> [TEXT FOR ANALYSIS]:
━━━━━━━━━━━━━━━━━━━━

Wednesday, June 15, 2011

The Fresno Experience - a beginning among many beginnings

     So, little did I know that my job hunt would make me pass over LA entirely and settle in Fresno.  I start my new job tomorrow, happy about my coworkers and teachers, but still scared to put a foot wrong.  I suspect this is the same in every profession.
     I thought moving to the west coast would be a no-brainer.  More sun in fall and winter = less chance of depression and therefore a better work performance and adaptability to whatever is thrown my way, yes?  Very sensible!  I also have family three hours away near LA in case I need a bit more support, or just somewhere to go on a holiday.  Best of all, I have K here 24/7, since he is now working for the same hospital.  We could even car-pool.
     This place is what the big computer in the sky decided, from all my preferences and possibilities.  (the residency match algorithm)  It's also what fate decided, if I believe in fate, which sometimes I do.  So, I moved to a place with palm trees and overall I'm very happy with how things played out.  The apartment is beautiful, my co-residents are wonderful people and I have only to look out the window to get my full dose of vitamin D!
     However, nothing good comes without consequence.  I still paid a price.
     In exchange of eliminating winters, I gave up morning coffee with mom while watching the Berners frolic in the snow.  For the chance to escape possibly malignant residents and attendings, I can't spend a day off casually studying with O, my non-blood-related sister, venting about the above mentioned unmentionables.  Essentially, I gave up one family for another, geographically.

━━━━━━━━━━━━━━━━━━━━

Document layout analysis data:
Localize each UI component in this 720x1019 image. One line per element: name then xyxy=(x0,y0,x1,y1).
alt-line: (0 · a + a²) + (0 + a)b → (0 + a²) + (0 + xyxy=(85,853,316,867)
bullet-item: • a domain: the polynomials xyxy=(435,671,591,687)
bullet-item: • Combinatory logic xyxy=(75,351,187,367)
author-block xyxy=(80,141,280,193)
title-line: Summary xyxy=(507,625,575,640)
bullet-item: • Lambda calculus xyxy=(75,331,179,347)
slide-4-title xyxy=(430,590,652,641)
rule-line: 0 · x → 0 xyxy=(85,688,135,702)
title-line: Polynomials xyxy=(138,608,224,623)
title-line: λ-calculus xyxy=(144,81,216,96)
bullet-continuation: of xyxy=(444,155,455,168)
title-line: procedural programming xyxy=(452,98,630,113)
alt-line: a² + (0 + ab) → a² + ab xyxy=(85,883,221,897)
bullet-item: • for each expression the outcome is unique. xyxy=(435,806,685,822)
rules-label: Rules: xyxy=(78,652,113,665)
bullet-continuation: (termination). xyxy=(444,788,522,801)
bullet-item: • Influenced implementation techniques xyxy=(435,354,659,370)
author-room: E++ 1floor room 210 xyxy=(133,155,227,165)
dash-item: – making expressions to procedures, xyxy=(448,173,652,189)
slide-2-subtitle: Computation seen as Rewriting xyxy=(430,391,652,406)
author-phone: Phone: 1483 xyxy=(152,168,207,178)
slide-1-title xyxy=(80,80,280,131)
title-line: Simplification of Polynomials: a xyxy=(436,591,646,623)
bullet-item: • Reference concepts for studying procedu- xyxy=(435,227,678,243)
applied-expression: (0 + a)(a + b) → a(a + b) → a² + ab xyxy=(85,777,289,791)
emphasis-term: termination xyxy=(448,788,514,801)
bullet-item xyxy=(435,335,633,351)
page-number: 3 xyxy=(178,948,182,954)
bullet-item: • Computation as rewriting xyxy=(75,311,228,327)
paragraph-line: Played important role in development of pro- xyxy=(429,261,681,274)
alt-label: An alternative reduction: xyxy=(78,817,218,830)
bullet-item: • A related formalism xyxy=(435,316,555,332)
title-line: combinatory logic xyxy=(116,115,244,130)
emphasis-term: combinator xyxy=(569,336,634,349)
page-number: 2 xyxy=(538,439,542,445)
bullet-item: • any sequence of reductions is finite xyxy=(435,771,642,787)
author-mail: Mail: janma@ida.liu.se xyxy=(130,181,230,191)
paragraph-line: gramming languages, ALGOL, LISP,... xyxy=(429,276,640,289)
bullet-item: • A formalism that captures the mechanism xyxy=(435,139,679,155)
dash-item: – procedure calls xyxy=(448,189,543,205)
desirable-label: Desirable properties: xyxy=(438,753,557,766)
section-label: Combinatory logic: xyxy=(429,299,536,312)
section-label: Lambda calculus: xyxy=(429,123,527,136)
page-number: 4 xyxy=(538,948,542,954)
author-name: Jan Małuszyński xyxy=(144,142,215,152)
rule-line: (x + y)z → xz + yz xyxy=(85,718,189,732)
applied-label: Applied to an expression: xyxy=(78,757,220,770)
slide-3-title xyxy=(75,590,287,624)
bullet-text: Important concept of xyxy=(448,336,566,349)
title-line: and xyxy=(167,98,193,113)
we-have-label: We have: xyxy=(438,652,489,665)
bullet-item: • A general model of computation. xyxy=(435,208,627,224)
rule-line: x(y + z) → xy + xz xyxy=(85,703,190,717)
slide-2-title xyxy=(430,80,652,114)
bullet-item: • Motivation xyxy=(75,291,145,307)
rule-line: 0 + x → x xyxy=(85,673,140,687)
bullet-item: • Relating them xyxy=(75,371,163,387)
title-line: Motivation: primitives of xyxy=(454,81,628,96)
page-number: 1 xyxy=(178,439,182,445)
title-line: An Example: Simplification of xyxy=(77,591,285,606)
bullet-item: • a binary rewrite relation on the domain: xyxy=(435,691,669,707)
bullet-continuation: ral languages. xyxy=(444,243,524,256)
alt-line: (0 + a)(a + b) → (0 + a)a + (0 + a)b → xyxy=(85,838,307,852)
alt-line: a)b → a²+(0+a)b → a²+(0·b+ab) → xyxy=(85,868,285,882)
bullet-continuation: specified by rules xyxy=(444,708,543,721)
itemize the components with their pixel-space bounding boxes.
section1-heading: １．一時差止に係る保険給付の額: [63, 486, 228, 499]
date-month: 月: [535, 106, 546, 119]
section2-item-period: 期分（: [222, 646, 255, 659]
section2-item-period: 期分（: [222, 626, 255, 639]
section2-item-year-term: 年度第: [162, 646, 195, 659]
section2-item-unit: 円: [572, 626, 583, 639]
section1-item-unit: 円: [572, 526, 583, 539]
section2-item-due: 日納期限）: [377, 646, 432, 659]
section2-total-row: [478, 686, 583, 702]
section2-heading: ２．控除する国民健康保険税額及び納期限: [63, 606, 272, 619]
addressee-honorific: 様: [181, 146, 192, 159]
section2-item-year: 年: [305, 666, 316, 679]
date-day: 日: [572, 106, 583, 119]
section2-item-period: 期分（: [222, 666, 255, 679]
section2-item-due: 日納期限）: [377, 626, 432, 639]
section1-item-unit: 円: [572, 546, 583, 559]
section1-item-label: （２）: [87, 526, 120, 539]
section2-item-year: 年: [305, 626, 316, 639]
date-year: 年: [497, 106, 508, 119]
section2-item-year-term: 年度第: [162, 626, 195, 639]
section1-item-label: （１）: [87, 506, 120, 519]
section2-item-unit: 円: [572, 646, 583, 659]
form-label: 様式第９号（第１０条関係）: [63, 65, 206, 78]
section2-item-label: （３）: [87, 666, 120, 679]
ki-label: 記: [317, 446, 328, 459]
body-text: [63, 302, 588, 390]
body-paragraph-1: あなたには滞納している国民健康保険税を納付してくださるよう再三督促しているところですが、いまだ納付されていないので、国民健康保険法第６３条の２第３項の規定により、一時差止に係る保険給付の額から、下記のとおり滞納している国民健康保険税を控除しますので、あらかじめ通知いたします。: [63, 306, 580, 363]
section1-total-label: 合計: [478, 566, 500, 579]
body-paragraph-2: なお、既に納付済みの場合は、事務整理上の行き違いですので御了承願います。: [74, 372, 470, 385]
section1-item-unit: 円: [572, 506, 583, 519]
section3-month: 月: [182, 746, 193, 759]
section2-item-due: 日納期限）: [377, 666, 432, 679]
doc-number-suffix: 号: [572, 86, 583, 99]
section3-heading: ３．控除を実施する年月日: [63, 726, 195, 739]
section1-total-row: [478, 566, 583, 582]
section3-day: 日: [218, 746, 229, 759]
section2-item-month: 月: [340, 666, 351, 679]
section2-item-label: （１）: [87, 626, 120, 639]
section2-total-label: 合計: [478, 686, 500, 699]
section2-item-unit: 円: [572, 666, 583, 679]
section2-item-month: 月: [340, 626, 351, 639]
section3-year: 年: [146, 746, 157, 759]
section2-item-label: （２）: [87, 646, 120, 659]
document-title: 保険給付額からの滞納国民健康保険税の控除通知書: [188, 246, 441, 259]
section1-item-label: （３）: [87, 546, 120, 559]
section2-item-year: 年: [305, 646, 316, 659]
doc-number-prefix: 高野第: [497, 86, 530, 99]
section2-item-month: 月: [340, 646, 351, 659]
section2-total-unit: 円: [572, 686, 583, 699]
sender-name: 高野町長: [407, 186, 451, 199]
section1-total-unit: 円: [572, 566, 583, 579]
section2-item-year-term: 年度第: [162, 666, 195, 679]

━━━━━━━━━━━━━━━━━━━━

> [REQUIRED ACTION A]: Quote the post about moving to Fresno, taking everything from "So, little did" down to "in every profession.".
> [REQUIRED ACTION B]: Continue the post about moving to Fresno, picking up after its last sentence.
These items are separate material and have no connection to the post about moving to Fresno.

> [OUTPUT A]:
So, little did I know that my job hunt would make me pass over LA entirely and settle in Fresno.  I start my new job tomorrow, happy about my coworkers and teachers, but still scared to put a foot wrong.  I suspect this is the same in every profession.

> [OUTPUT B]:
    Still, over my unwise years I have learned that if you want to keep something, you hold onto it, and if you want it to wash away you simply walk along the shore in another direction.  This time, I will not wander in naive complacency as I am ought to do.  Not making a choice to do something or other is, in actuality, indeed making a choice against that thing... only slightly more passively and unconsciously.  If you want something you have to act on it, or it will pass you by as much as you pass it by - and then who is the branch floating out to sea?  In the age of mobile phones, computers, planes and Skype, I'm sure I can create some sort of active communication with those I love and always want to keep near.  I was never a phone person when it came to obligatory calls for the sake of a relationship.  Somehow now, it no longer feels obligatory.  It feels essential.